● **Collected data**

--- Begin ---

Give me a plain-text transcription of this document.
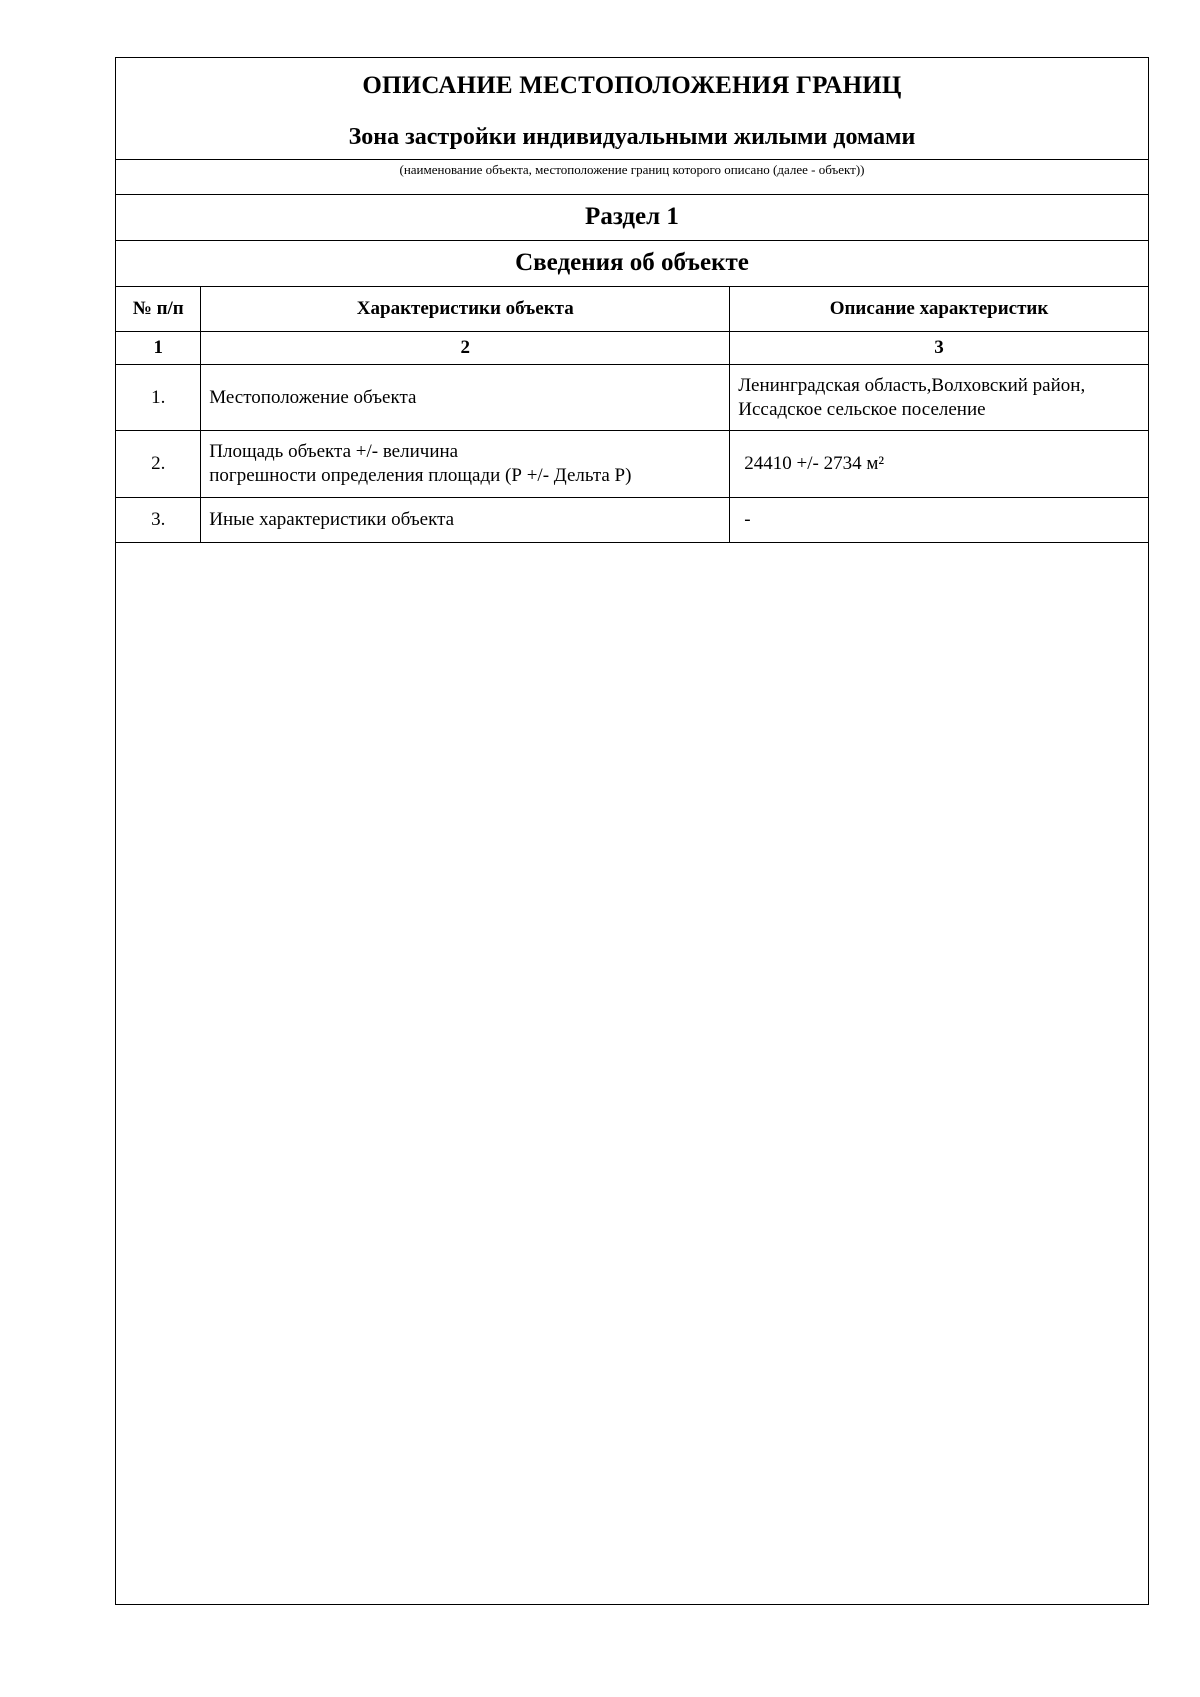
ОПИСАНИЕ МЕСТОПОЛОЖЕНИЯ ГРАНИЦ
Зона застройки индивидуальными жилыми домами
(наименование объекта, местоположение границ которого описано (далее - объект))
Раздел 1
Сведения об объекте
№ п/п	Характеристики объекта	Описание характеристик
1	2	3
1.	Местоположение объекта	Ленинградская область,Волховский район,
Иссадское сельское поселение

2.	Площадь объекта +/- величина
погрешности определения площади (Р +/- Дельта Р)	24410 +/- 2734 м²
3.	Иные характеристики объекта	-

--- End ---

● **Exercise brief**
Reproduce all of the material above word for word. Omit the pictures.

● **Correct result**
Give me a plain-text transcription of this document.
ОПИСАНИЕ МЕСТОПОЛОЖЕНИЯ ГРАНИЦ
Зона застройки индивидуальными жилыми домами
(наименование объекта, местоположение границ которого описано (далее - объект))
Раздел 1
Сведения об объекте
№ п/п	Характеристики объекта	Описание характеристик
1	2	3
1.	Местоположение объекта	Ленинградская область,Волховский район,
Иссадское сельское поселение

2.	Площадь объекта +/- величина
погрешности определения площади (Р +/- Дельта Р)	24410 +/- 2734 м²
3.	Иные характеристики объекта	-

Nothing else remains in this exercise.